● EXTRACT
## Start

For anyone considering a trip to a European city, Lisbon perhaps isn't a destination that springs immediately to mind. The Portuguese capital's singular charms, however, are drawing an increasing number of visitors.
The port city on Europe's southwestern edge can't boast the scale or variety of, say, Paris or London. What it offers is a small scale suited to walkers, a sedate pace of life, little crime and lots of history. The famously hospitable Portuguese are another asset, and the restaurants can lay on exceptional fish and seafood from the Atlantic.
During the Age of Exploration 500 years ago, when Portugal led Europe out of the Mediterranean and established an empire spanning from Latin America across Africa to Asia, Lisbon was one of the world's wealthiest cities. The massive 1755 earthquake _ so catastrophic that it helped change the course of western European thought _ destroyed many of the greatest Lisbon monuments.
Though the city swiftly modernized after Portugal joined the European Union a quarter century ago, it has retained an old-time attractiveness as well as a beguiling blend of people from the country's former colonies in Africa, India and Brazil.

## End

● DATA PROVIDED

## Start

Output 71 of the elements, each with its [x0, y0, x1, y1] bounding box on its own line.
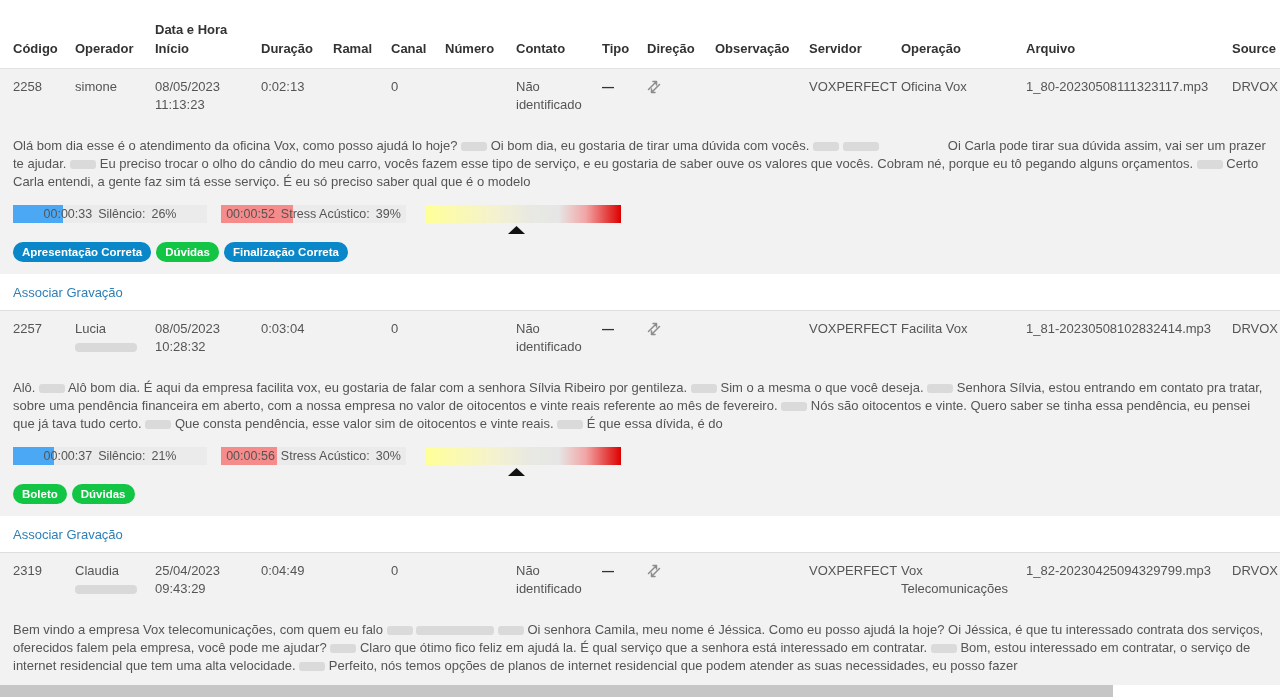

## End

● GOAL OF THE EXERCISE
Continue the Lisbon travel article with the paragraph that follows its closing sentence.

● THE RESPONSE
The Belem neighborhood, on the north bank of the Tagus River, was the launch pad for the great Portuguese ships and dauntless mariners who set off to discover the world beyond the horizon in the 15th and 16th centuries. Belem, which translates as Bethlehem (the voyages had a strong religious component), has the Jeronimos monastery and church from 1601, broad gardens, and a large marble map on the riverbank showing the places the Portuguese encountered, and when, as they radiated across the globe. The Portuguese like to think of it as the ground zero of globalization. The Monument to the Discoveries features statues of national heroes such as Vasco da Gama. The local pastry shops sell the famous, and irresistible, Portuguese custard tarts. Across the river, next to the April 25 Bridge that bears a striking resemblance to San Francisco's Golden Gate, a giant statue of Christ overlooks the city, its arms open.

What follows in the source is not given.